Problem to solve: Show each line that has the string "title" in it.
※ ※ ※
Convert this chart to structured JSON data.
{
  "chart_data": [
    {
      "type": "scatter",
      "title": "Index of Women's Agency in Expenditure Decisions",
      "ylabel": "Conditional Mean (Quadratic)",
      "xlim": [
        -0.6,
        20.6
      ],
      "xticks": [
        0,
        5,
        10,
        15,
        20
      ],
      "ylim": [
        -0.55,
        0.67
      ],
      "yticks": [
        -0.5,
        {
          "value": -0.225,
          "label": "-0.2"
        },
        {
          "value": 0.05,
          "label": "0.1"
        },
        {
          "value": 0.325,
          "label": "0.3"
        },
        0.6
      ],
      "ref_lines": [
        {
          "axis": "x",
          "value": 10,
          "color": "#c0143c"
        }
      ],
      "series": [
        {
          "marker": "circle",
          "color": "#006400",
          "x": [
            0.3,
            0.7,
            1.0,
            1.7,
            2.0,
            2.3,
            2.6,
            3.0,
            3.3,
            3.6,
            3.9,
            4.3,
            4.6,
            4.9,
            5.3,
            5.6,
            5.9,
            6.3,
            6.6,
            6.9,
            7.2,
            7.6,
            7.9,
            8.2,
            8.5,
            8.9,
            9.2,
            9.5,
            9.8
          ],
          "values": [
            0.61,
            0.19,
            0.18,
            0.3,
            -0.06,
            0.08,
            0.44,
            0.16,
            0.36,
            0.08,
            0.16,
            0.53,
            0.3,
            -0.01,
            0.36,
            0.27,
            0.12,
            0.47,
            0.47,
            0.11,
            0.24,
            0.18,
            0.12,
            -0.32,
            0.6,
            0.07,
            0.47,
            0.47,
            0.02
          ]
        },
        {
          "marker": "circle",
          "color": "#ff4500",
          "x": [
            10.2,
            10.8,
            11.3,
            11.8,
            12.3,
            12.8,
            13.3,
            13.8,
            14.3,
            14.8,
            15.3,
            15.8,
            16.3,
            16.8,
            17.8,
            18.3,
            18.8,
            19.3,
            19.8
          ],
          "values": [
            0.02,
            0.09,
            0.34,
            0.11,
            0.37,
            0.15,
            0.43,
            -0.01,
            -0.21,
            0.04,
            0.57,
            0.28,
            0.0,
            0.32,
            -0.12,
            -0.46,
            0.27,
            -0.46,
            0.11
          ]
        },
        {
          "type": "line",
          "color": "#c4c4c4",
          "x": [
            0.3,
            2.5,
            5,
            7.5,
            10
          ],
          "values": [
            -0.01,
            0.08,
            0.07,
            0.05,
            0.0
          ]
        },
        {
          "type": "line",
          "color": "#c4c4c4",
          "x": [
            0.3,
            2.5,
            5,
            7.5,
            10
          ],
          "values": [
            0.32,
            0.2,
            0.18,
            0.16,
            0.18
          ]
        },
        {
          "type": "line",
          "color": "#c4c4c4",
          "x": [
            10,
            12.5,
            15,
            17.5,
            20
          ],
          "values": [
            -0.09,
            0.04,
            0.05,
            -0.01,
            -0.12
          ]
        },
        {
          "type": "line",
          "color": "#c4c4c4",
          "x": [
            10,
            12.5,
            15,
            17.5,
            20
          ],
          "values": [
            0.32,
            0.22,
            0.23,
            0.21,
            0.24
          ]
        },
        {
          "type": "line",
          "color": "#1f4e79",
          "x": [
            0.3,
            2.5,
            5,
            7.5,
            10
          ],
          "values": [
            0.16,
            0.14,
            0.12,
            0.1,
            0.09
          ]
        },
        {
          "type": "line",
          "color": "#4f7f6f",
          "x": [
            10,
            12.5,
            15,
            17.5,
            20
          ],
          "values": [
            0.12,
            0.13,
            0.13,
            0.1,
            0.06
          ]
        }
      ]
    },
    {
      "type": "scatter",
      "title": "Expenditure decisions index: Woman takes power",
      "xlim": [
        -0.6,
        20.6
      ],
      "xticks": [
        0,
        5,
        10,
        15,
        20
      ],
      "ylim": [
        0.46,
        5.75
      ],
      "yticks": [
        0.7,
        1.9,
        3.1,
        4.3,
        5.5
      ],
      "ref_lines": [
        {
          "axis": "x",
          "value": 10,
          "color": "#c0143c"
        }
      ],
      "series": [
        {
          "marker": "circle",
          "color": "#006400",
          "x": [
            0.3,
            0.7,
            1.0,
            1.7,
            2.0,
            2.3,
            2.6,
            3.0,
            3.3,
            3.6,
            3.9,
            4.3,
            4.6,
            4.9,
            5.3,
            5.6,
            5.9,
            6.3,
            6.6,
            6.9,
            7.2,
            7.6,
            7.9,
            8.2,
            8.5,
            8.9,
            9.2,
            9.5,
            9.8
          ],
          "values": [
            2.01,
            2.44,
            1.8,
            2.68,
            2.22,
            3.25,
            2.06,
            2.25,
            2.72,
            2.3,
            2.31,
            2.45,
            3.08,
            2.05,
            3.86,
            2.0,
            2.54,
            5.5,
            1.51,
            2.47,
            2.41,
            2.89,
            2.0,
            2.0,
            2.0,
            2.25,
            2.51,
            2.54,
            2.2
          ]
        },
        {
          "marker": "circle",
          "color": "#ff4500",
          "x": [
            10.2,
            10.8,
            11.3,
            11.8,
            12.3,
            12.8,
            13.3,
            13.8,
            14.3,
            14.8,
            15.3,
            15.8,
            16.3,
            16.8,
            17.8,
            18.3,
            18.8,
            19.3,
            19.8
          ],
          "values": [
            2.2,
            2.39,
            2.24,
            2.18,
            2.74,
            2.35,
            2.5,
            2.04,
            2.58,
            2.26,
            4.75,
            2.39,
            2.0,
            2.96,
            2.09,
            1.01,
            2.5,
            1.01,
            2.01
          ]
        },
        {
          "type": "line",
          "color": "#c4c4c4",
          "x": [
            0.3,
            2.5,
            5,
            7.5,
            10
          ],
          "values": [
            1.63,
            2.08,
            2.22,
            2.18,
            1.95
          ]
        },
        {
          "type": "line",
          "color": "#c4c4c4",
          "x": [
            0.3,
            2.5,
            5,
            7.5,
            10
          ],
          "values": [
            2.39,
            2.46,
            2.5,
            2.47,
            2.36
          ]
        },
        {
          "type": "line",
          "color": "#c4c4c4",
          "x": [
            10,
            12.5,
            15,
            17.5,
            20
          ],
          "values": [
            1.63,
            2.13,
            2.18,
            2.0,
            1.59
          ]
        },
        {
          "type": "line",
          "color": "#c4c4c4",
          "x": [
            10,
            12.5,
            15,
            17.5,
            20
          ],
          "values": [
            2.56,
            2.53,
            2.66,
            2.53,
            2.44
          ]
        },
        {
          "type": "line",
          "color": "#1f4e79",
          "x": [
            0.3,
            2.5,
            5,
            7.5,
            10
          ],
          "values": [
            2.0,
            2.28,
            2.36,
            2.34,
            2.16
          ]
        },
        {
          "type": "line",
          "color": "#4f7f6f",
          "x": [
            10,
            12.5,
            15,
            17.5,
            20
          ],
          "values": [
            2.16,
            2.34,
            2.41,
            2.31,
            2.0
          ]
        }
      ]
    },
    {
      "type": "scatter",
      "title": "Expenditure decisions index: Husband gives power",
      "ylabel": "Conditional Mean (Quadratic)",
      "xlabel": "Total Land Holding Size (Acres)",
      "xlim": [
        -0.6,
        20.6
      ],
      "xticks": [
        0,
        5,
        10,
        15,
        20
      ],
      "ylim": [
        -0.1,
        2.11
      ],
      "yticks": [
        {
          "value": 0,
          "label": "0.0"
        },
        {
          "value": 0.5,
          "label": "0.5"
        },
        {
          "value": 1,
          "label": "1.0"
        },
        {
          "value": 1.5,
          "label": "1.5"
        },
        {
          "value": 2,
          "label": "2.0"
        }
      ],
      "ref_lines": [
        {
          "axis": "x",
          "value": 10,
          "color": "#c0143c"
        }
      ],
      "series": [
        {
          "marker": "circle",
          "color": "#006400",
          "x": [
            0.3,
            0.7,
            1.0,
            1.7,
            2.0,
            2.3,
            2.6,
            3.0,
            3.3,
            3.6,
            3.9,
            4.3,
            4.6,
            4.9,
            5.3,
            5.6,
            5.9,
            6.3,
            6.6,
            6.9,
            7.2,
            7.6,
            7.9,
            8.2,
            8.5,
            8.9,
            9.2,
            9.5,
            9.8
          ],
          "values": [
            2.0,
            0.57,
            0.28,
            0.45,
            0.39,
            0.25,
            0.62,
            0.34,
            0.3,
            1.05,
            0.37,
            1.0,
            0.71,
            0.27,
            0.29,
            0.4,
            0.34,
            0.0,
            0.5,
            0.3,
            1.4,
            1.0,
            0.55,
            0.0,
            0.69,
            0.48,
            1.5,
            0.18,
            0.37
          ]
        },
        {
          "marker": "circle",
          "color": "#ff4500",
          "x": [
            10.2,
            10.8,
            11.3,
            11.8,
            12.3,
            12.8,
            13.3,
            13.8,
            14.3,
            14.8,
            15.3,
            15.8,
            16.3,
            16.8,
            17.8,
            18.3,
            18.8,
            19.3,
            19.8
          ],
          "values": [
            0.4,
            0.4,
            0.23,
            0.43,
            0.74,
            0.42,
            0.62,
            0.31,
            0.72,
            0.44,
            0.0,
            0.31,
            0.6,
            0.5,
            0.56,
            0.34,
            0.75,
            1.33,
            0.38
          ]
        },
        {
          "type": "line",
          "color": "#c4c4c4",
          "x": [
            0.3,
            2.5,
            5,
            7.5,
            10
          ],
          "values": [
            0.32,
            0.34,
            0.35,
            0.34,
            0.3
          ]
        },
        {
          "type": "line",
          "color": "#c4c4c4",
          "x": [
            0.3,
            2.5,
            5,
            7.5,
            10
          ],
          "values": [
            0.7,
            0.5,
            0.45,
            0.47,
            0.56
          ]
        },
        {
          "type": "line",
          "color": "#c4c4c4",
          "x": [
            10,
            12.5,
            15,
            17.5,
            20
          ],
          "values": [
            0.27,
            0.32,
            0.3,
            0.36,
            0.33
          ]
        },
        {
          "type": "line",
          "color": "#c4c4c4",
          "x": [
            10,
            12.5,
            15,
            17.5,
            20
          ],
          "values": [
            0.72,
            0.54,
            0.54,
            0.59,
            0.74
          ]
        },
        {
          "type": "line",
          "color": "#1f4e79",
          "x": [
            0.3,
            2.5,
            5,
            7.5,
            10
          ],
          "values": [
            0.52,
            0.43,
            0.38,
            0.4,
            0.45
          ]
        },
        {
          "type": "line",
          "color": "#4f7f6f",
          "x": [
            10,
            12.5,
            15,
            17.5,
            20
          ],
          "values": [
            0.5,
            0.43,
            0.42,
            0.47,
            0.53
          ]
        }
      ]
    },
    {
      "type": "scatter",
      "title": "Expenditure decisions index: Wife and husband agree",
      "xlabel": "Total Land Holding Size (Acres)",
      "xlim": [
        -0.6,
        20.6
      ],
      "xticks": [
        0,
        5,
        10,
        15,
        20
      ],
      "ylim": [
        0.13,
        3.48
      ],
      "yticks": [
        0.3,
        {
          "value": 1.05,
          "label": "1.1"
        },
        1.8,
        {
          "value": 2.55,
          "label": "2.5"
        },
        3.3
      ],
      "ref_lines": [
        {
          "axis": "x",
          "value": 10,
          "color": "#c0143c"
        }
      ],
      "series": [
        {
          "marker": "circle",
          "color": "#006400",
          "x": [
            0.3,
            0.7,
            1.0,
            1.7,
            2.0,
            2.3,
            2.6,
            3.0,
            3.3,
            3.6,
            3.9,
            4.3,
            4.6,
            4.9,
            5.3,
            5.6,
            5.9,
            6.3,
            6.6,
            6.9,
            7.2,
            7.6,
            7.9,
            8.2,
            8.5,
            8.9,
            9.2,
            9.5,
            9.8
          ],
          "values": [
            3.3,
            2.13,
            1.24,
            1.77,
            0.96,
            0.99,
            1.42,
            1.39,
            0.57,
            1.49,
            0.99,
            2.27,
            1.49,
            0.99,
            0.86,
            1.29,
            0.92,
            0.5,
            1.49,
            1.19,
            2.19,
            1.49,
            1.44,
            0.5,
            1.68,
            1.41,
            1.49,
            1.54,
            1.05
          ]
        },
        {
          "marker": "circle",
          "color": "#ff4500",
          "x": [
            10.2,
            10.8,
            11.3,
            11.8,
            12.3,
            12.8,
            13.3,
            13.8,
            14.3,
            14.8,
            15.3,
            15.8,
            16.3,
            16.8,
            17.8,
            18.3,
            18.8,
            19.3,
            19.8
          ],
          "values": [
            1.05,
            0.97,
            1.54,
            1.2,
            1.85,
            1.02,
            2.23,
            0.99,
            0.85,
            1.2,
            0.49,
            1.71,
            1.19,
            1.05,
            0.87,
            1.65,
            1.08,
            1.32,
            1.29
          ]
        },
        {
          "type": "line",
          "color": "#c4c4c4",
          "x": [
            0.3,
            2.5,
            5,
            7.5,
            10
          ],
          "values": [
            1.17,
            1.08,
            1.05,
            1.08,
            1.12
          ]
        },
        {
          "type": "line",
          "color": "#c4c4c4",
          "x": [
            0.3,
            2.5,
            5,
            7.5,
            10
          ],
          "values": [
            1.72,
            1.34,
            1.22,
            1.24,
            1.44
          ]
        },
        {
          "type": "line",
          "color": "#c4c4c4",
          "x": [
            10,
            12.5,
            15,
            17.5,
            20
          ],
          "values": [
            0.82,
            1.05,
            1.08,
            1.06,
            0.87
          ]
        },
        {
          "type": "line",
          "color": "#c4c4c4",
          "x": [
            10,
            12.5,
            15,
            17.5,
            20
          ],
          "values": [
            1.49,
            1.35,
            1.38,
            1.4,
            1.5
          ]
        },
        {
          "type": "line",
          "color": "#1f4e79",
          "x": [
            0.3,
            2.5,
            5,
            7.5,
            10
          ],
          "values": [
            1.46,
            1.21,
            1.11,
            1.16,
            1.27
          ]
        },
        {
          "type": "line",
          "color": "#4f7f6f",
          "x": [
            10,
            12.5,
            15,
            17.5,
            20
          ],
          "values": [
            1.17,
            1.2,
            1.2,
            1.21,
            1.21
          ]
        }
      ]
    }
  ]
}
※ ※ ※
Complete output:
      "title": "Index of Women's Agency in Expenditure Decisions",
      "title": "Expenditure decisions index: Woman takes power",
      "title": "Expenditure decisions index: Husband gives power",
      "title": "Expenditure decisions index: Wife and husband agree",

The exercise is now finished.